=== Supplied material ===

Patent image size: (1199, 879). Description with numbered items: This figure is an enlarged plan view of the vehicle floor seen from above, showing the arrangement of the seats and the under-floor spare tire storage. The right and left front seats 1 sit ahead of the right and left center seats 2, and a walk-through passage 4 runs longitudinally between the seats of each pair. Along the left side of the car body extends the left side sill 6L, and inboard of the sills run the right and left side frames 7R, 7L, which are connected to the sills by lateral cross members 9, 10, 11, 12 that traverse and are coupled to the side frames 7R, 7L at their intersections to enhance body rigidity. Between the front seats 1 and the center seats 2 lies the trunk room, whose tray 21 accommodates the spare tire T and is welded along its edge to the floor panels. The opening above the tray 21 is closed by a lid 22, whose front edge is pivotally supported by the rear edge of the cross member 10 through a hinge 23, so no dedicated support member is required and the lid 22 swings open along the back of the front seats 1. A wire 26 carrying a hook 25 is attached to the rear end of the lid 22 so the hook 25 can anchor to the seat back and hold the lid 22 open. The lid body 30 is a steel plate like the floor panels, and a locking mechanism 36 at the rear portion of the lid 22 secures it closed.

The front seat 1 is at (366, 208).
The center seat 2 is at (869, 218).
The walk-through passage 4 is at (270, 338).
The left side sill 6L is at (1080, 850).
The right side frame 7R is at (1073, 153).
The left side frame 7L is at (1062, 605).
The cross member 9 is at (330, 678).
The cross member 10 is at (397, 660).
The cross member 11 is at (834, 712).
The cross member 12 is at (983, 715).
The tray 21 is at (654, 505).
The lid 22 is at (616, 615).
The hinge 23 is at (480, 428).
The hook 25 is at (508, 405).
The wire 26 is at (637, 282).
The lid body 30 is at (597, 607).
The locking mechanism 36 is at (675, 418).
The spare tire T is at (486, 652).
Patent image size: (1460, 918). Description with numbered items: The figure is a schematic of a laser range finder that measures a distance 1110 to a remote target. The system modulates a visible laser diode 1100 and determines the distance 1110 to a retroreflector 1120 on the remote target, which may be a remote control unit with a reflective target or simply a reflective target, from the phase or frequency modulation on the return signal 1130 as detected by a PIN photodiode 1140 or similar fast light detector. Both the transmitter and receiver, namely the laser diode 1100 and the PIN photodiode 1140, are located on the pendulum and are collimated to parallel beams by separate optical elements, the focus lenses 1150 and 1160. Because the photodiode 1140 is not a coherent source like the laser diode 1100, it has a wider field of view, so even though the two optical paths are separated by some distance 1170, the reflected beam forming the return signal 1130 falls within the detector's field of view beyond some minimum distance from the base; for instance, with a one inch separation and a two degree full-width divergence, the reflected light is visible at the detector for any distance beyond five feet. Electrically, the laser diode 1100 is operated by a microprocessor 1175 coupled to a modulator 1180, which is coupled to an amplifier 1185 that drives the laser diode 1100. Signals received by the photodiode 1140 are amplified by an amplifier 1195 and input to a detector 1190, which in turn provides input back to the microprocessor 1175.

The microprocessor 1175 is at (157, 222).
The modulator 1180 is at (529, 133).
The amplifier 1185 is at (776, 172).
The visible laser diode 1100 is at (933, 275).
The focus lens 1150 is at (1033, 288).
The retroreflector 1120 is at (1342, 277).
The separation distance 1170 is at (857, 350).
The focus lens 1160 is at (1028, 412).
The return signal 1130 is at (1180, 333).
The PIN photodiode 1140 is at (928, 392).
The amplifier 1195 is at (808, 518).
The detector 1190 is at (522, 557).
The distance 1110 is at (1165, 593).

=== Problem to solve ===
Copy all of the material above word for word.

=== Solution for this problem ===
Patent image size: (1199, 879). Description with numbered items: This figure is an enlarged plan view of the vehicle floor seen from above, showing the arrangement of the seats and the under-floor spare tire storage. The right and left front seats 1 sit ahead of the right and left center seats 2, and a walk-through passage 4 runs longitudinally between the seats of each pair. Along the left side of the car body extends the left side sill 6L, and inboard of the sills run the right and left side frames 7R, 7L, which are connected to the sills by lateral cross members 9, 10, 11, 12 that traverse and are coupled to the side frames 7R, 7L at their intersections to enhance body rigidity. Between the front seats 1 and the center seats 2 lies the trunk room, whose tray 21 accommodates the spare tire T and is welded along its edge to the floor panels. The opening above the tray 21 is closed by a lid 22, whose front edge is pivotally supported by the rear edge of the cross member 10 through a hinge 23, so no dedicated support member is required and the lid 22 swings open along the back of the front seats 1. A wire 26 carrying a hook 25 is attached to the rear end of the lid 22 so the hook 25 can anchor to the seat back and hold the lid 22 open. The lid body 30 is a steel plate like the floor panels, and a locking mechanism 36 at the rear portion of the lid 22 secures it closed.

The front seat 1 is at (366, 208).
The center seat 2 is at (869, 218).
The walk-through passage 4 is at (270, 338).
The left side sill 6L is at (1080, 850).
The right side frame 7R is at (1073, 153).
The left side frame 7L is at (1062, 605).
The cross member 9 is at (330, 678).
The cross member 10 is at (397, 660).
The cross member 11 is at (834, 712).
The cross member 12 is at (983, 715).
The tray 21 is at (654, 505).
The lid 22 is at (616, 615).
The hinge 23 is at (480, 428).
The hook 25 is at (508, 405).
The wire 26 is at (637, 282).
The lid body 30 is at (597, 607).
The locking mechanism 36 is at (675, 418).
The spare tire T is at (486, 652).
Patent image size: (1460, 918). Description with numbered items: The figure is a schematic of a laser range finder that measures a distance 1110 to a remote target. The system modulates a visible laser diode 1100 and determines the distance 1110 to a retroreflector 1120 on the remote target, which may be a remote control unit with a reflective target or simply a reflective target, from the phase or frequency modulation on the return signal 1130 as detected by a PIN photodiode 1140 or similar fast light detector. Both the transmitter and receiver, namely the laser diode 1100 and the PIN photodiode 1140, are located on the pendulum and are collimated to parallel beams by separate optical elements, the focus lenses 1150 and 1160. Because the photodiode 1140 is not a coherent source like the laser diode 1100, it has a wider field of view, so even though the two optical paths are separated by some distance 1170, the reflected beam forming the return signal 1130 falls within the detector's field of view beyond some minimum distance from the base; for instance, with a one inch separation and a two degree full-width divergence, the reflected light is visible at the detector for any distance beyond five feet. Electrically, the laser diode 1100 is operated by a microprocessor 1175 coupled to a modulator 1180, which is coupled to an amplifier 1185 that drives the laser diode 1100. Signals received by the photodiode 1140 are amplified by an amplifier 1195 and input to a detector 1190, which in turn provides input back to the microprocessor 1175.

The microprocessor 1175 is at (157, 222).
The modulator 1180 is at (529, 133).
The amplifier 1185 is at (776, 172).
The visible laser diode 1100 is at (933, 275).
The focus lens 1150 is at (1033, 288).
The retroreflector 1120 is at (1342, 277).
The separation distance 1170 is at (857, 350).
The focus lens 1160 is at (1028, 412).
The return signal 1130 is at (1180, 333).
The PIN photodiode 1140 is at (928, 392).
The amplifier 1195 is at (808, 518).
The detector 1190 is at (522, 557).
The distance 1110 is at (1165, 593).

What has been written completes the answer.